→ What you are asked to do
Repeat every line of the listing below exactly, minus the pictures.

Records from a dataset:
━━━━━━━━━━━━━━━━━━━━

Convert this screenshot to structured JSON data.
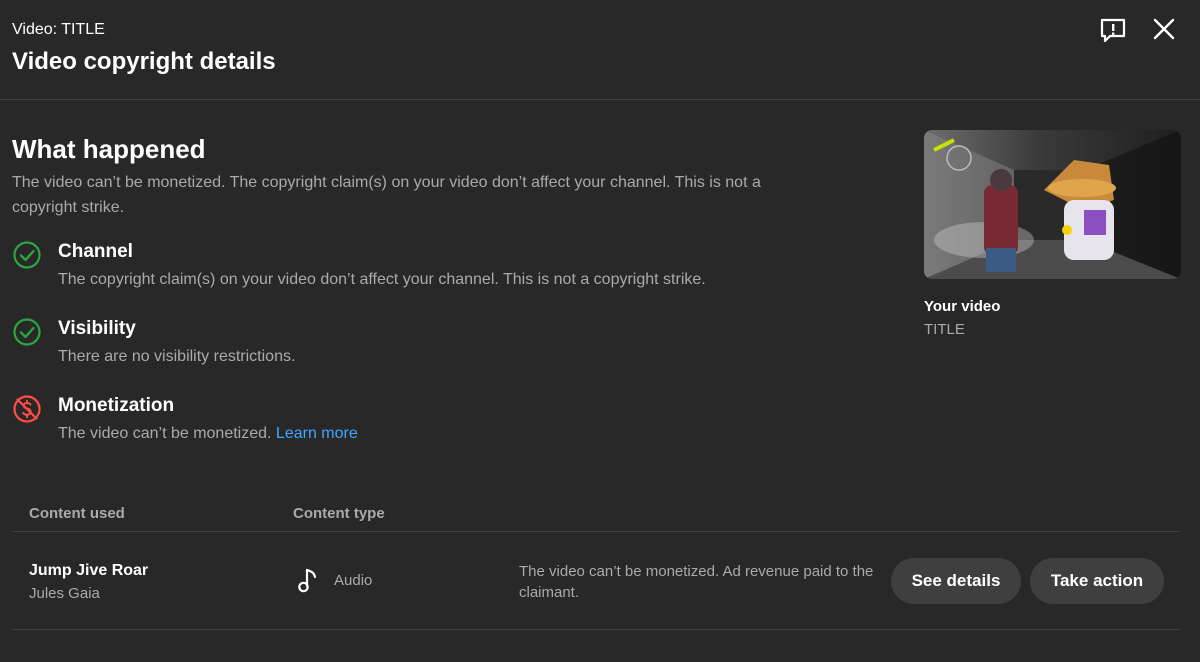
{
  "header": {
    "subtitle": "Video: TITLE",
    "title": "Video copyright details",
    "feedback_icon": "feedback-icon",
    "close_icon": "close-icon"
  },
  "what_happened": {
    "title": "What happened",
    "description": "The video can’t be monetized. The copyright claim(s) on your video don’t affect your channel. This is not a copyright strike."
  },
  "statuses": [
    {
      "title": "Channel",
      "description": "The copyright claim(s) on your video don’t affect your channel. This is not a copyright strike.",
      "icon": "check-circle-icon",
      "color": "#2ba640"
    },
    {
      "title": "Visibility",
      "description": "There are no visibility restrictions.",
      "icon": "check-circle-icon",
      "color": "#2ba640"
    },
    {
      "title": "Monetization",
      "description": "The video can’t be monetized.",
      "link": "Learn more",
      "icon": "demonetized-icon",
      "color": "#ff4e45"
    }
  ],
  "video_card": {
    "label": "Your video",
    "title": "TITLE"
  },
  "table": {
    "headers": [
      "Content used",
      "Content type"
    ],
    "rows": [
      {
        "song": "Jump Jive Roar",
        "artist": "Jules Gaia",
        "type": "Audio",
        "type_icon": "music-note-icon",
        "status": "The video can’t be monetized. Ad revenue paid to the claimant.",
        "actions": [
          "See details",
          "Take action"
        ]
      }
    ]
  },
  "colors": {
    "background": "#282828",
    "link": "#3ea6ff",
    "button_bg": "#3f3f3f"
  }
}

━━━━━━━━━━━━━━━━━━━━

→ Exercise result
Convert this screenshot to structured JSON data.
{
  "header": {
    "subtitle": "Video: TITLE",
    "title": "Video copyright details",
    "feedback_icon": "feedback-icon",
    "close_icon": "close-icon"
  },
  "what_happened": {
    "title": "What happened",
    "description": "The video can’t be monetized. The copyright claim(s) on your video don’t affect your channel. This is not a copyright strike."
  },
  "statuses": [
    {
      "title": "Channel",
      "description": "The copyright claim(s) on your video don’t affect your channel. This is not a copyright strike.",
      "icon": "check-circle-icon",
      "color": "#2ba640"
    },
    {
      "title": "Visibility",
      "description": "There are no visibility restrictions.",
      "icon": "check-circle-icon",
      "color": "#2ba640"
    },
    {
      "title": "Monetization",
      "description": "The video can’t be monetized.",
      "link": "Learn more",
      "icon": "demonetized-icon",
      "color": "#ff4e45"
    }
  ],
  "video_card": {
    "label": "Your video",
    "title": "TITLE"
  },
  "table": {
    "headers": [
      "Content used",
      "Content type"
    ],
    "rows": [
      {
        "song": "Jump Jive Roar",
        "artist": "Jules Gaia",
        "type": "Audio",
        "type_icon": "music-note-icon",
        "status": "The video can’t be monetized. Ad revenue paid to the claimant.",
        "actions": [
          "See details",
          "Take action"
        ]
      }
    ]
  },
  "colors": {
    "background": "#282828",
    "link": "#3ea6ff",
    "button_bg": "#3f3f3f"
  }
}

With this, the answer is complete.